WHAT IS NEEDED
Gather all lines in the records below that include the word "Гимназия".

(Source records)
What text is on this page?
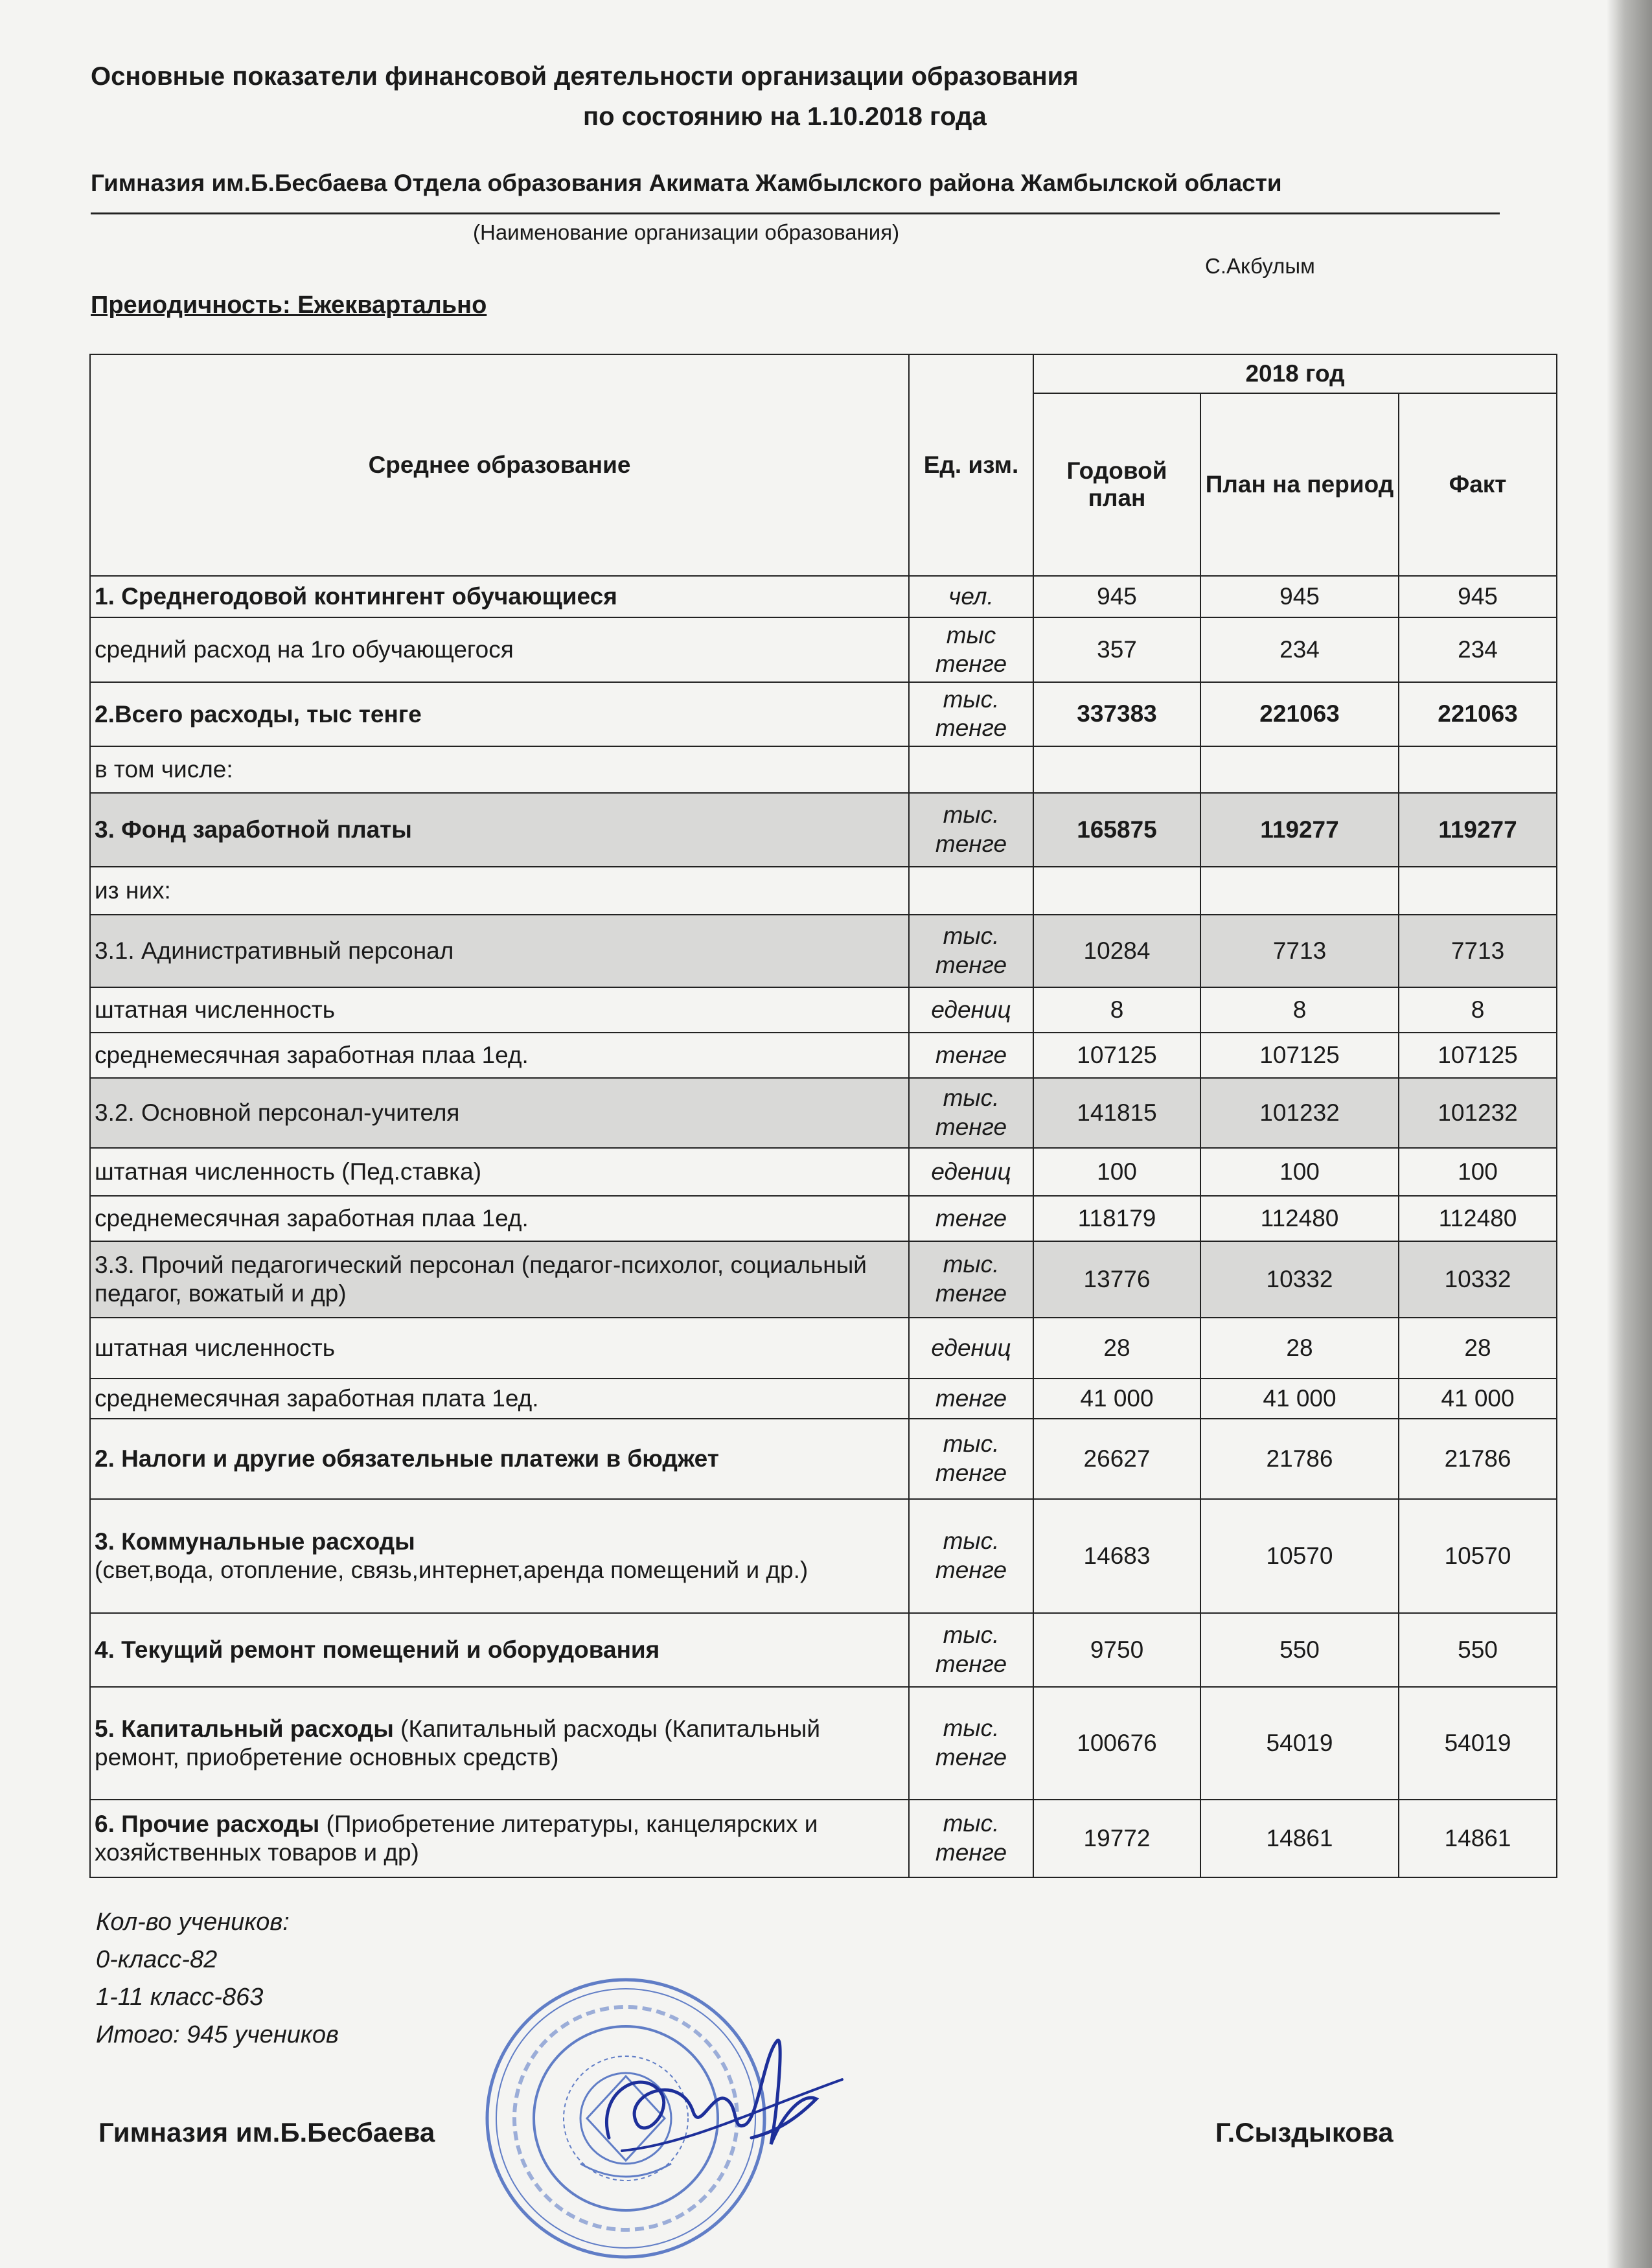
Основные показатели финансовой деятельности организации образования
по состоянию на 1.10.2018 года
Гимназия им.Б.Бесбаева Отдела образования Акимата Жамбылского района Жамбылской области
(Наименование организации образования)
С.Акбулым
Преиодичность: Ежеквартально
Среднее образование	Ед. изм.	2018 год		
		Годовой план	План на период	Факт
1. Среднегодовой контингент обучающиеся	чел.	945	945	945
средний расход на 1го обучающегося	тыс тенге	357	234	234
2.Всего расходы, тыс тенге	тыс. тенге	337383	221063	221063
в том числе:				
3. Фонд заработной платы	тыс. тенге	165875	119277	119277
из них:				
3.1. Адинистративный персонал	тыс. тенге	10284	7713	7713
штатная численность	едениц	8	8	8
среднемесячная заработная плаа 1ед.	тенге	107125	107125	107125
3.2. Основной персонал-учителя	тыс. тенге	141815	101232	101232
штатная численность (Пед.ставка)	едениц	100	100	100
среднемесячная заработная плаа 1ед.	тенге	118179	112480	112480
3.3. Прочий педагогический персонал (педагог-психолог, социальный педагог, вожатый и др)	тыс. тенге	13776	10332	10332
штатная численность	едениц	28	28	28
среднемесячная заработная плата 1ед.	тенге	41 000	41 000	41 000
2. Налоги и другие обязательные платежи в бюджет	тыс. тенге	26627	21786	21786
3. Коммунальные расходы
(свет,вода, отопление, связь,интернет,аренда помещений и др.)	тыс. тенге	14683	10570	10570
4. Текущий ремонт помещений и оборудования	тыс. тенге	9750	550	550
5. Капитальный расходы (Капитальный расходы (Капитальный ремонт, приобретение основных средств)	тыс. тенге	100676	54019	54019
6. Прочие расходы (Приобретение литературы, канцелярских и хозяйственных товаров и др)	тыс. тенге	19772	14861	14861
Кол-во учеников:
0-класс-82
1-11 класс-863
Итого: 945 учеников
Гимназия им.Б.Бесбаева	Г.Сыздыкова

SOLUTION TO THIS TASK
Гимназия им.Б.Бесбаева Отдела образования Акимата Жамбылского района Жамбылской области
Гимназия им.Б.Бесбаева	Г.Сыздыкова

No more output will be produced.